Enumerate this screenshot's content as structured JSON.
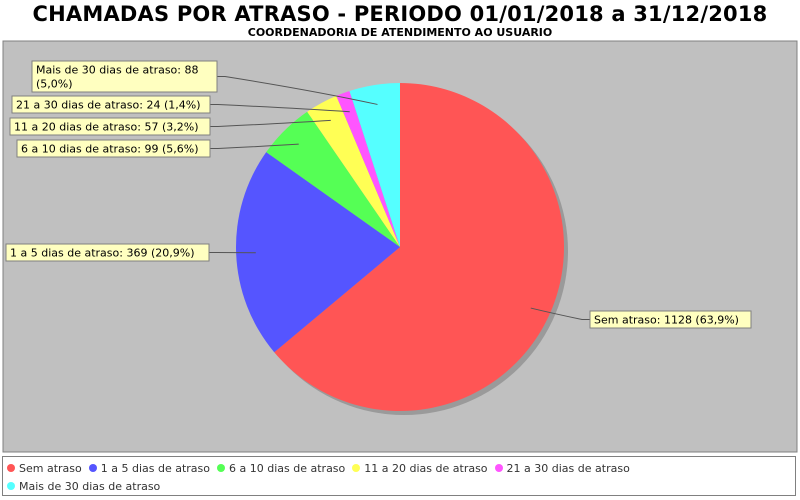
{
  "chart_data": {
    "type": "pie",
    "title": "CHAMADAS POR ATRASO - PERIODO 01/01/2018 a 31/12/2018",
    "subtitle": "COORDENADORIA DE ATENDIMENTO AO USUARIO",
    "legend_position": "bottom",
    "slices": [
      {
        "name": "Sem atraso",
        "value": 1128,
        "percent": "63,9%",
        "label": "Sem atraso: 1128 (63,9%)",
        "color": "#ff5555"
      },
      {
        "name": "1 a 5 dias de atraso",
        "value": 369,
        "percent": "20,9%",
        "label": "1 a 5 dias de atraso: 369 (20,9%)",
        "color": "#5555ff"
      },
      {
        "name": "6 a 10 dias de atraso",
        "value": 99,
        "percent": "5,6%",
        "label": "6 a 10 dias de atraso: 99 (5,6%)",
        "color": "#55ff55"
      },
      {
        "name": "11 a 20 dias de atraso",
        "value": 57,
        "percent": "3,2%",
        "label": "11 a 20 dias de atraso: 57 (3,2%)",
        "color": "#ffff55"
      },
      {
        "name": "21 a 30 dias de atraso",
        "value": 24,
        "percent": "1,4%",
        "label": "21 a 30 dias de atraso: 24 (1,4%)",
        "color": "#ff55ff"
      },
      {
        "name": "Mais de 30 dias de atraso",
        "value": 88,
        "percent": "5,0%",
        "label_lines": [
          "Mais de 30 dias de atraso: 88",
          "(5,0%)"
        ],
        "color": "#55ffff"
      }
    ]
  },
  "colors": {
    "plot_background": "#c0c0c0",
    "label_box": "#ffffc0"
  }
}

+ + +

• **Task directions**: Print all of the records shown above exactly, leaving out each picture.

• **Answer**:
Enumerate this screenshot's content as structured JSON.
{
  "chart_data": {
    "type": "pie",
    "title": "CHAMADAS POR ATRASO - PERIODO 01/01/2018 a 31/12/2018",
    "subtitle": "COORDENADORIA DE ATENDIMENTO AO USUARIO",
    "legend_position": "bottom",
    "slices": [
      {
        "name": "Sem atraso",
        "value": 1128,
        "percent": "63,9%",
        "label": "Sem atraso: 1128 (63,9%)",
        "color": "#ff5555"
      },
      {
        "name": "1 a 5 dias de atraso",
        "value": 369,
        "percent": "20,9%",
        "label": "1 a 5 dias de atraso: 369 (20,9%)",
        "color": "#5555ff"
      },
      {
        "name": "6 a 10 dias de atraso",
        "value": 99,
        "percent": "5,6%",
        "label": "6 a 10 dias de atraso: 99 (5,6%)",
        "color": "#55ff55"
      },
      {
        "name": "11 a 20 dias de atraso",
        "value": 57,
        "percent": "3,2%",
        "label": "11 a 20 dias de atraso: 57 (3,2%)",
        "color": "#ffff55"
      },
      {
        "name": "21 a 30 dias de atraso",
        "value": 24,
        "percent": "1,4%",
        "label": "21 a 30 dias de atraso: 24 (1,4%)",
        "color": "#ff55ff"
      },
      {
        "name": "Mais de 30 dias de atraso",
        "value": 88,
        "percent": "5,0%",
        "label_lines": [
          "Mais de 30 dias de atraso: 88",
          "(5,0%)"
        ],
        "color": "#55ffff"
      }
    ]
  },
  "colors": {
    "plot_background": "#c0c0c0",
    "label_box": "#ffffc0"
  }
}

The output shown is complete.